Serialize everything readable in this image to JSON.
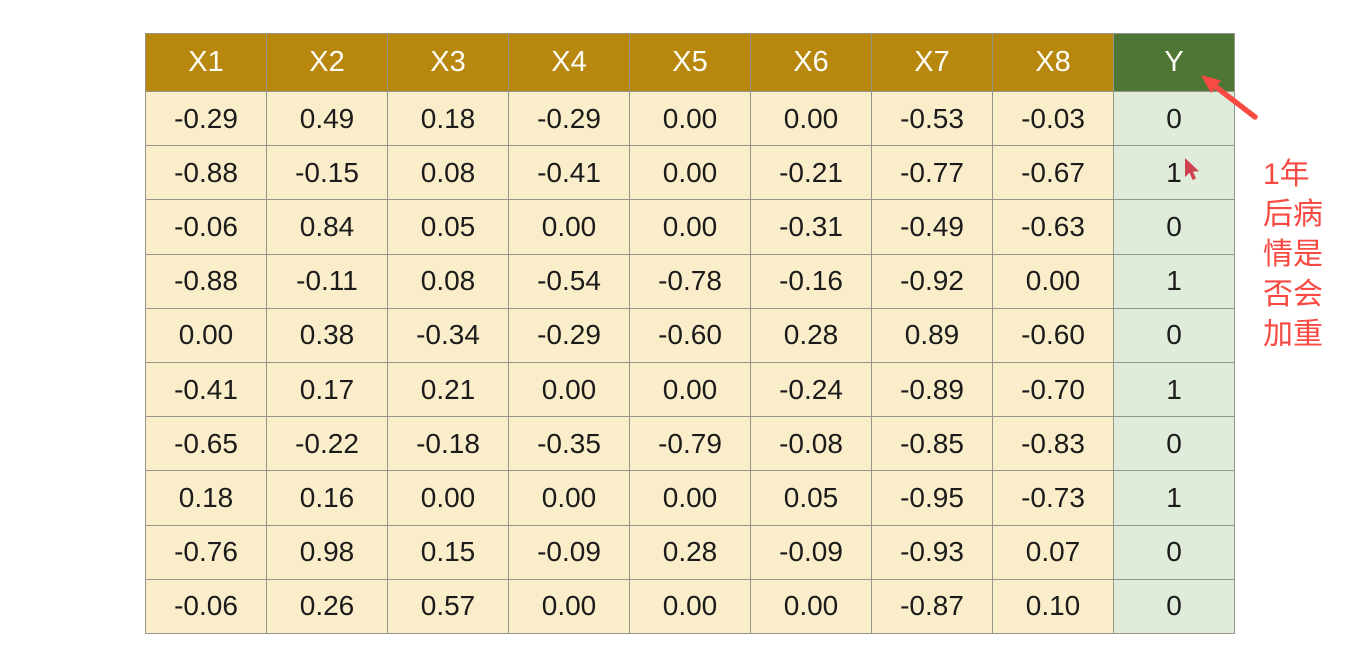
{
  "chart_data": {
    "type": "table",
    "columns": [
      "X1",
      "X2",
      "X3",
      "X4",
      "X5",
      "X6",
      "X7",
      "X8",
      "Y"
    ],
    "rows": [
      [
        "-0.29",
        "0.49",
        "0.18",
        "-0.29",
        "0.00",
        "0.00",
        "-0.53",
        "-0.03",
        "0"
      ],
      [
        "-0.88",
        "-0.15",
        "0.08",
        "-0.41",
        "0.00",
        "-0.21",
        "-0.77",
        "-0.67",
        "1"
      ],
      [
        "-0.06",
        "0.84",
        "0.05",
        "0.00",
        "0.00",
        "-0.31",
        "-0.49",
        "-0.63",
        "0"
      ],
      [
        "-0.88",
        "-0.11",
        "0.08",
        "-0.54",
        "-0.78",
        "-0.16",
        "-0.92",
        "0.00",
        "1"
      ],
      [
        "0.00",
        "0.38",
        "-0.34",
        "-0.29",
        "-0.60",
        "0.28",
        "0.89",
        "-0.60",
        "0"
      ],
      [
        "-0.41",
        "0.17",
        "0.21",
        "0.00",
        "0.00",
        "-0.24",
        "-0.89",
        "-0.70",
        "1"
      ],
      [
        "-0.65",
        "-0.22",
        "-0.18",
        "-0.35",
        "-0.79",
        "-0.08",
        "-0.85",
        "-0.83",
        "0"
      ],
      [
        "0.18",
        "0.16",
        "0.00",
        "0.00",
        "0.00",
        "0.05",
        "-0.95",
        "-0.73",
        "1"
      ],
      [
        "-0.76",
        "0.98",
        "0.15",
        "-0.09",
        "0.28",
        "-0.09",
        "-0.93",
        "0.07",
        "0"
      ],
      [
        "-0.06",
        "0.26",
        "0.57",
        "0.00",
        "0.00",
        "0.00",
        "-0.87",
        "0.10",
        "0"
      ]
    ],
    "highlighted_column": "Y"
  },
  "annotation": {
    "full_text": "1年后病情是否会加重",
    "lines": [
      "1年",
      "后病",
      "情是",
      "否会",
      "加重"
    ]
  },
  "colors": {
    "page_bg": "#ffffff",
    "header_bg": "#b8870e",
    "header_text": "#fdfdf6",
    "y_header_bg": "#4e7635",
    "cell_bg": "#faeeca",
    "y_cell_bg": "#dfecd9",
    "border": "#95958b",
    "cell_text": "#1b1b1b",
    "annotation_red": "#f84a42",
    "cursor_red": "#cf4250"
  }
}
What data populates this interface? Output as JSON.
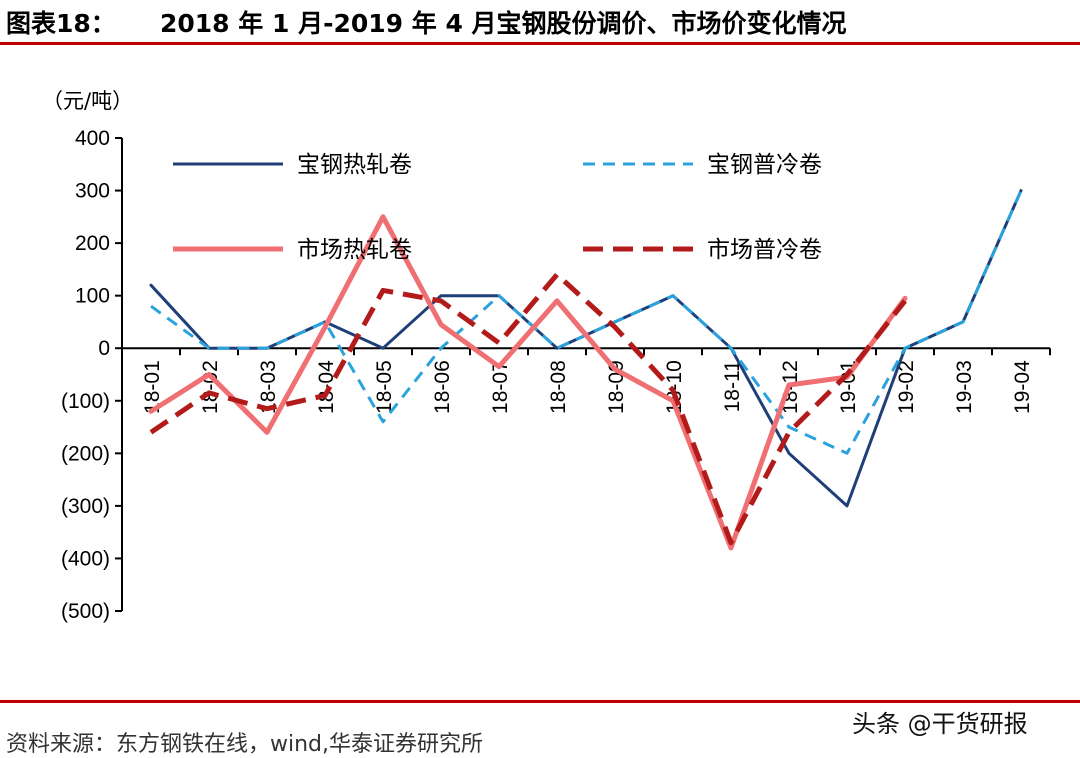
{
  "header": {
    "figure_label": "图表18：",
    "title": "2018 年 1 月-2019 年 4 月宝钢股份调价、市场价变化情况",
    "rule_color": "#c00000"
  },
  "footer": {
    "source": "资料来源：东方钢铁在线，wind,华泰证券研究所",
    "watermark": "头条 @干货研报"
  },
  "chart_data": {
    "type": "line",
    "unit_label": "（元/吨）",
    "categories": [
      "18-01",
      "18-02",
      "18-03",
      "18-04",
      "18-05",
      "18-06",
      "18-07",
      "18-08",
      "18-09",
      "18-10",
      "18-11",
      "18-12",
      "19-01",
      "19-02",
      "19-03",
      "19-04"
    ],
    "ylim": [
      -500,
      400
    ],
    "yticks": [
      400,
      300,
      200,
      100,
      0,
      -100,
      -200,
      -300,
      -400,
      -500
    ],
    "ytick_labels": [
      "400",
      "300",
      "200",
      "100",
      "0",
      "(100)",
      "(200)",
      "(300)",
      "(400)",
      "(500)"
    ],
    "grid": false,
    "legend_position": "top",
    "series": [
      {
        "name": "宝钢热轧卷",
        "color": "#1f3f78",
        "dash": "solid",
        "width": 3,
        "values": [
          120,
          0,
          0,
          50,
          0,
          100,
          100,
          0,
          50,
          100,
          0,
          -200,
          -300,
          0,
          50,
          300
        ]
      },
      {
        "name": "宝钢普冷卷",
        "color": "#2aa3dc",
        "dash": "dashed",
        "width": 3,
        "values": [
          80,
          0,
          0,
          50,
          -140,
          0,
          100,
          0,
          50,
          100,
          0,
          -150,
          -200,
          0,
          50,
          300
        ]
      },
      {
        "name": "市场热轧卷",
        "color": "#ef6f73",
        "dash": "solid",
        "width": 5,
        "values": [
          -120,
          -50,
          -160,
          40,
          250,
          45,
          -35,
          90,
          -40,
          -100,
          -380,
          -70,
          -55,
          95,
          null,
          null
        ]
      },
      {
        "name": "市场普冷卷",
        "color": "#b31b1b",
        "dash": "dashed",
        "width": 5,
        "values": [
          -160,
          -85,
          -115,
          -90,
          110,
          90,
          10,
          140,
          40,
          -80,
          -370,
          -160,
          -50,
          90,
          null,
          null
        ]
      }
    ]
  }
}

WHAT IS EXPECTED - Return all of the entries exactly as written, but drop any pictures they hold.

TASK RESPONSE -
Serialize everything readable in this image to JSON.
{
  "chart_data": {
    "type": "table",
    "columns": [
      "X1",
      "X2",
      "X3",
      "X4",
      "X5",
      "X6",
      "X7",
      "X8",
      "Y"
    ],
    "rows": [
      [
        "-0.29",
        "0.49",
        "0.18",
        "-0.29",
        "0.00",
        "0.00",
        "-0.53",
        "-0.03",
        "0"
      ],
      [
        "-0.88",
        "-0.15",
        "0.08",
        "-0.41",
        "0.00",
        "-0.21",
        "-0.77",
        "-0.67",
        "1"
      ],
      [
        "-0.06",
        "0.84",
        "0.05",
        "0.00",
        "0.00",
        "-0.31",
        "-0.49",
        "-0.63",
        "0"
      ],
      [
        "-0.88",
        "-0.11",
        "0.08",
        "-0.54",
        "-0.78",
        "-0.16",
        "-0.92",
        "0.00",
        "1"
      ],
      [
        "0.00",
        "0.38",
        "-0.34",
        "-0.29",
        "-0.60",
        "0.28",
        "0.89",
        "-0.60",
        "0"
      ],
      [
        "-0.41",
        "0.17",
        "0.21",
        "0.00",
        "0.00",
        "-0.24",
        "-0.89",
        "-0.70",
        "1"
      ],
      [
        "-0.65",
        "-0.22",
        "-0.18",
        "-0.35",
        "-0.79",
        "-0.08",
        "-0.85",
        "-0.83",
        "0"
      ],
      [
        "0.18",
        "0.16",
        "0.00",
        "0.00",
        "0.00",
        "0.05",
        "-0.95",
        "-0.73",
        "1"
      ],
      [
        "-0.76",
        "0.98",
        "0.15",
        "-0.09",
        "0.28",
        "-0.09",
        "-0.93",
        "0.07",
        "0"
      ],
      [
        "-0.06",
        "0.26",
        "0.57",
        "0.00",
        "0.00",
        "0.00",
        "-0.87",
        "0.10",
        "0"
      ]
    ],
    "highlighted_column": "Y"
  },
  "annotation": {
    "full_text": "1年后病情是否会加重",
    "lines": [
      "1年",
      "后病",
      "情是",
      "否会",
      "加重"
    ]
  },
  "colors": {
    "page_bg": "#ffffff",
    "header_bg": "#b8870e",
    "header_text": "#fdfdf6",
    "y_header_bg": "#4e7635",
    "cell_bg": "#faeeca",
    "y_cell_bg": "#dfecd9",
    "border": "#95958b",
    "cell_text": "#1b1b1b",
    "annotation_red": "#f84a42",
    "cursor_red": "#cf4250"
  }
}
What data populates this interface? Output as JSON.
{
  "header": {
    "figure_label": "图表18：",
    "title": "2018 年 1 月-2019 年 4 月宝钢股份调价、市场价变化情况",
    "rule_color": "#c00000"
  },
  "footer": {
    "source": "资料来源：东方钢铁在线，wind,华泰证券研究所",
    "watermark": "头条 @干货研报"
  },
  "chart_data": {
    "type": "line",
    "unit_label": "（元/吨）",
    "categories": [
      "18-01",
      "18-02",
      "18-03",
      "18-04",
      "18-05",
      "18-06",
      "18-07",
      "18-08",
      "18-09",
      "18-10",
      "18-11",
      "18-12",
      "19-01",
      "19-02",
      "19-03",
      "19-04"
    ],
    "ylim": [
      -500,
      400
    ],
    "yticks": [
      400,
      300,
      200,
      100,
      0,
      -100,
      -200,
      -300,
      -400,
      -500
    ],
    "ytick_labels": [
      "400",
      "300",
      "200",
      "100",
      "0",
      "(100)",
      "(200)",
      "(300)",
      "(400)",
      "(500)"
    ],
    "grid": false,
    "legend_position": "top",
    "series": [
      {
        "name": "宝钢热轧卷",
        "color": "#1f3f78",
        "dash": "solid",
        "width": 3,
        "values": [
          120,
          0,
          0,
          50,
          0,
          100,
          100,
          0,
          50,
          100,
          0,
          -200,
          -300,
          0,
          50,
          300
        ]
      },
      {
        "name": "宝钢普冷卷",
        "color": "#2aa3dc",
        "dash": "dashed",
        "width": 3,
        "values": [
          80,
          0,
          0,
          50,
          -140,
          0,
          100,
          0,
          50,
          100,
          0,
          -150,
          -200,
          0,
          50,
          300
        ]
      },
      {
        "name": "市场热轧卷",
        "color": "#ef6f73",
        "dash": "solid",
        "width": 5,
        "values": [
          -120,
          -50,
          -160,
          40,
          250,
          45,
          -35,
          90,
          -40,
          -100,
          -380,
          -70,
          -55,
          95,
          null,
          null
        ]
      },
      {
        "name": "市场普冷卷",
        "color": "#b31b1b",
        "dash": "dashed",
        "width": 5,
        "values": [
          -160,
          -85,
          -115,
          -90,
          110,
          90,
          10,
          140,
          40,
          -80,
          -370,
          -160,
          -50,
          90,
          null,
          null
        ]
      }
    ]
  }
}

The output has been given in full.